* **SHORT TASK**:
Repeat the records word for word, from the line containing "status-new-item[interactable]: New Item" down to the line containing "lightning-icon (69, 274, 91, 302)", including both.

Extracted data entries

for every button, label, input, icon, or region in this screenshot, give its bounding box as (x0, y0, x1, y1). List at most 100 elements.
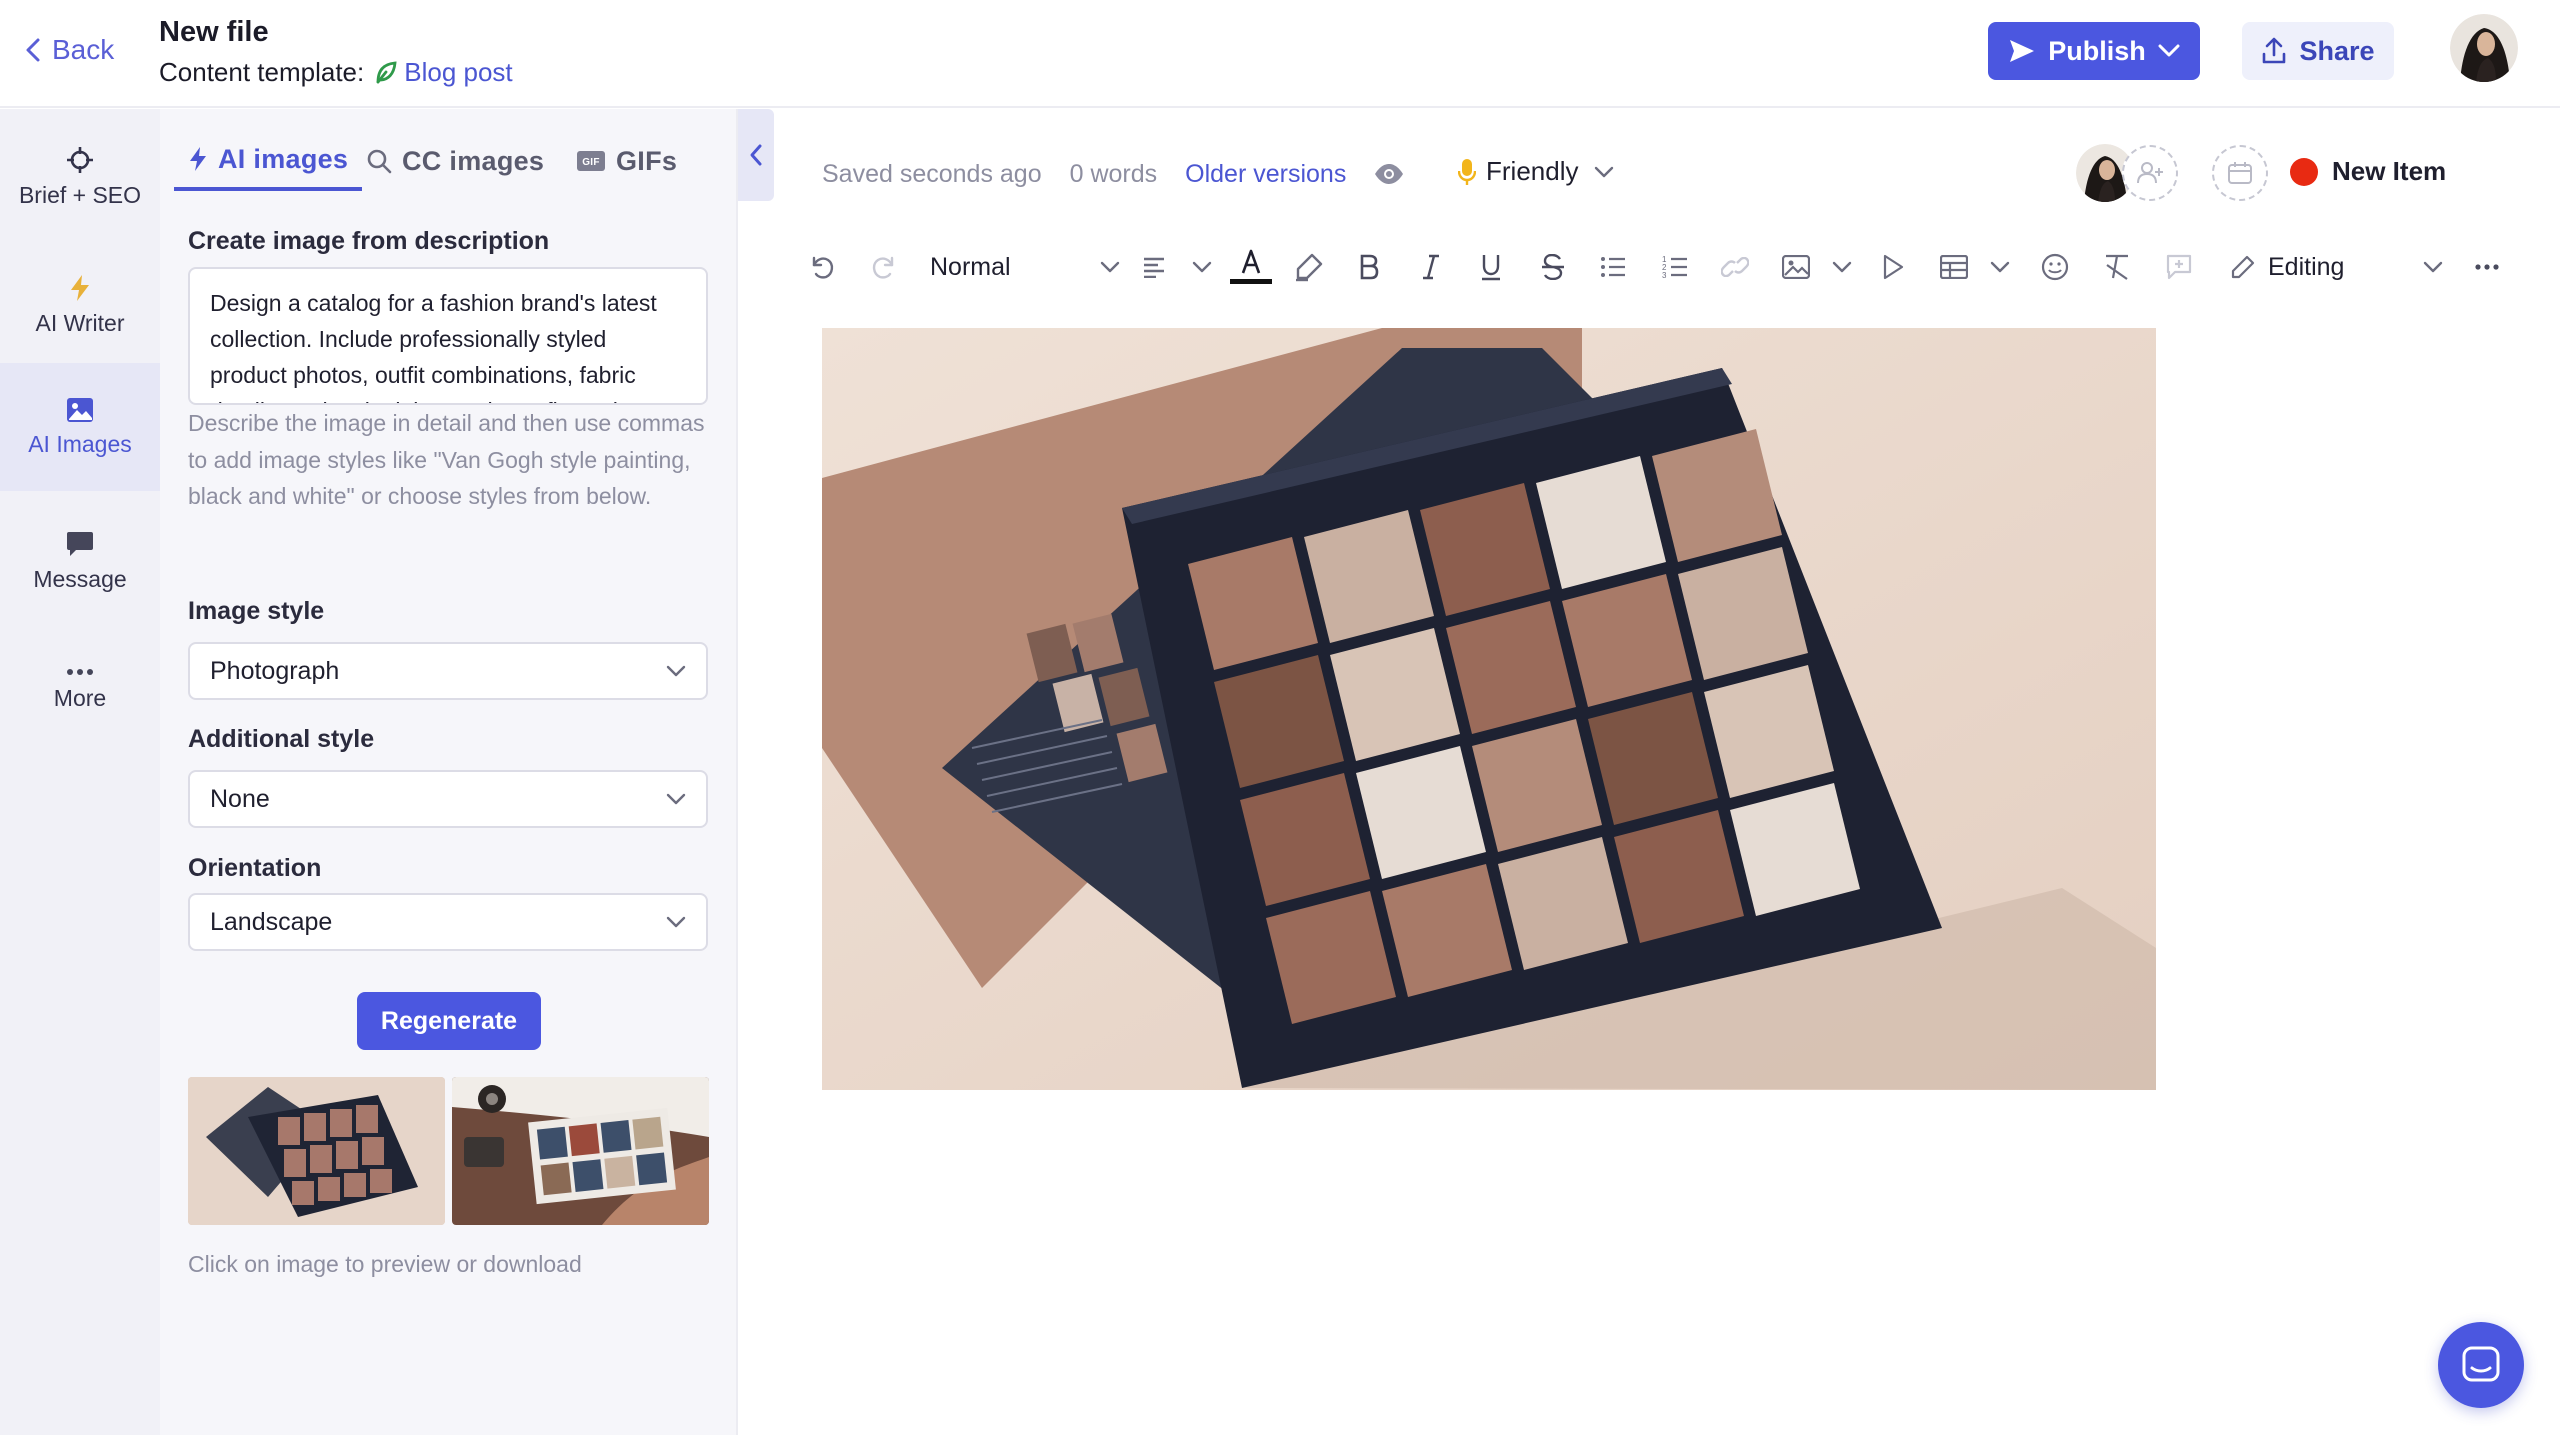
status-new-item[interactable]: New Item (2290, 156, 2446, 187)
additional-style-label: Additional style (188, 725, 375, 753)
publish-label: Publish (2048, 35, 2146, 66)
add-collaborator-button[interactable] (2122, 145, 2178, 201)
italic-icon[interactable] (1414, 244, 1448, 290)
collapse-panel-button[interactable] (738, 109, 774, 201)
tab-ai-images[interactable]: AI images (174, 131, 363, 191)
orientation-value: Landscape (210, 907, 333, 936)
image-icon (66, 397, 94, 423)
strikethrough-icon[interactable] (1536, 244, 1570, 290)
status-label: New Item (2332, 156, 2447, 186)
editing-mode-label: Editing (2268, 252, 2345, 281)
bold-icon[interactable] (1352, 244, 1386, 290)
nav-item-more[interactable]: More (0, 629, 160, 749)
link-icon[interactable] (1718, 244, 1752, 290)
chevron-down-icon (2158, 44, 2180, 58)
chevron-left-icon (24, 37, 42, 63)
nav-item-brief-seo[interactable]: Brief + SEO (0, 117, 160, 237)
align-select[interactable] (1142, 244, 1212, 290)
text-color-icon[interactable] (1226, 244, 1276, 290)
add-comment-icon[interactable] (2162, 244, 2196, 290)
emoji-icon[interactable] (2038, 244, 2072, 290)
lightning-icon (69, 274, 91, 302)
highlight-icon[interactable] (1292, 244, 1326, 290)
collaborators (2076, 144, 2268, 202)
nav-item-message[interactable]: Message (0, 501, 160, 621)
ai-images-panel: AI images CC images GIF GIFs Create imag… (160, 109, 738, 1435)
left-nav: Brief + SEO AI Writer AI Images Message … (0, 109, 160, 1435)
user-avatar[interactable] (2450, 14, 2518, 82)
svg-text:3: 3 (1662, 271, 1667, 280)
saved-status: Saved seconds ago (822, 159, 1042, 188)
generated-image-thumbnail[interactable] (188, 1077, 445, 1225)
nav-label: AI Images (28, 430, 132, 457)
search-icon (366, 148, 392, 174)
more-options-icon[interactable] (2470, 244, 2504, 290)
chevron-down-icon[interactable] (2416, 244, 2450, 290)
lightning-icon (188, 146, 208, 172)
regenerate-button[interactable]: Regenerate (357, 992, 541, 1050)
older-versions-link[interactable]: Older versions (1185, 160, 1346, 189)
bullet-list-icon[interactable] (1596, 244, 1630, 290)
word-count: 0 words (1069, 159, 1158, 188)
support-chat-button[interactable] (2438, 1322, 2524, 1408)
image-style-select[interactable]: Photograph (188, 642, 708, 700)
chevron-down-icon (666, 665, 686, 677)
tab-gifs[interactable]: GIF GIFs (576, 131, 677, 191)
image-icon (1782, 255, 1810, 279)
top-header: Back New file Content template: Blog pos… (0, 0, 2560, 108)
publish-button[interactable]: Publish (1988, 22, 2200, 80)
template-label: Content template: (159, 57, 365, 87)
nav-label: Brief + SEO (18, 181, 142, 208)
gif-icon: GIF (576, 150, 606, 172)
redo-icon[interactable] (866, 244, 900, 290)
click-image-hint: Click on image to preview or download (188, 1251, 582, 1277)
calendar-icon (2227, 161, 2253, 185)
tab-label: AI images (218, 143, 349, 174)
tone-selector[interactable]: Friendly (1458, 156, 1614, 187)
file-title[interactable]: New file (159, 16, 269, 49)
share-label: Share (2299, 35, 2375, 66)
chat-icon (2461, 1345, 2501, 1385)
tab-label: GIFs (616, 145, 678, 176)
nav-item-ai-writer[interactable]: AI Writer (0, 245, 160, 365)
additional-style-value: None (210, 784, 270, 813)
chat-bubble-icon (66, 530, 94, 558)
underline-icon[interactable] (1474, 244, 1508, 290)
clear-formatting-icon[interactable] (2100, 244, 2134, 290)
inserted-catalog-image[interactable] (822, 328, 2156, 1090)
orientation-select[interactable]: Landscape (188, 893, 708, 951)
image-style-value: Photograph (210, 656, 340, 685)
pencil-icon (2230, 254, 2256, 280)
svg-text:GIF: GIF (582, 157, 600, 168)
nav-item-ai-images[interactable]: AI Images (0, 363, 160, 491)
undo-icon[interactable] (806, 244, 840, 290)
back-button[interactable]: Back (24, 34, 114, 66)
schedule-button[interactable] (2212, 145, 2268, 201)
upload-icon (2261, 37, 2287, 65)
add-user-icon (2136, 161, 2164, 185)
crosshair-icon (66, 146, 94, 174)
nav-label: More (53, 684, 107, 711)
chevron-down-icon (1594, 166, 1614, 178)
chevron-down-icon (1990, 261, 2010, 273)
document-status: Saved seconds ago 0 words Older versions (822, 156, 1404, 192)
chevron-down-icon (666, 793, 686, 805)
numbered-list-icon[interactable]: 123 (1658, 244, 1692, 290)
generated-image-thumbnail[interactable] (452, 1077, 709, 1225)
image-description-textarea[interactable]: Design a catalog for a fashion brand's l… (188, 267, 708, 405)
insert-table-select[interactable] (1940, 244, 2010, 290)
play-video-icon[interactable] (1876, 244, 1910, 290)
chevron-left-icon (749, 143, 763, 167)
template-name: Blog post (404, 57, 513, 87)
additional-style-select[interactable]: None (188, 770, 708, 828)
template-link[interactable]: Blog post (374, 57, 513, 88)
tab-cc-images[interactable]: CC images (366, 131, 544, 191)
insert-image-select[interactable] (1782, 244, 1852, 290)
eye-icon[interactable] (1374, 163, 1404, 185)
text-style-select[interactable]: Normal (930, 244, 1120, 290)
share-button[interactable]: Share (2242, 22, 2394, 80)
align-left-icon (1142, 256, 1166, 278)
panel-tabs: AI images CC images GIF GIFs (160, 109, 738, 193)
nav-label: Message (33, 565, 127, 592)
text-style-value: Normal (930, 252, 1011, 281)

* **SOLUTION TO THIS TASK**:
status-new-item[interactable]: New Item (2290, 156, 2446, 187)
additional-style-label: Additional style (188, 725, 375, 753)
publish-label: Publish (2048, 35, 2146, 66)
add-collaborator-button[interactable] (2122, 145, 2178, 201)
italic-icon[interactable] (1414, 244, 1448, 290)
collapse-panel-button[interactable] (738, 109, 774, 201)
tab-ai-images[interactable]: AI images (174, 131, 363, 191)
orientation-value: Landscape (210, 907, 333, 936)
image-icon (66, 397, 94, 423)
strikethrough-icon[interactable] (1536, 244, 1570, 290)
status-label: New Item (2332, 156, 2447, 186)
editing-mode-label: Editing (2268, 252, 2345, 281)
bold-icon[interactable] (1352, 244, 1386, 290)
nav-item-more[interactable]: More (0, 629, 160, 749)
link-icon[interactable] (1718, 244, 1752, 290)
chevron-down-icon (2158, 44, 2180, 58)
chevron-left-icon (24, 37, 42, 63)
nav-item-brief-seo[interactable]: Brief + SEO (0, 117, 160, 237)
align-select[interactable] (1142, 244, 1212, 290)
text-color-icon[interactable] (1226, 244, 1276, 290)
add-comment-icon[interactable] (2162, 244, 2196, 290)
emoji-icon[interactable] (2038, 244, 2072, 290)
lightning-icon (69, 274, 91, 302)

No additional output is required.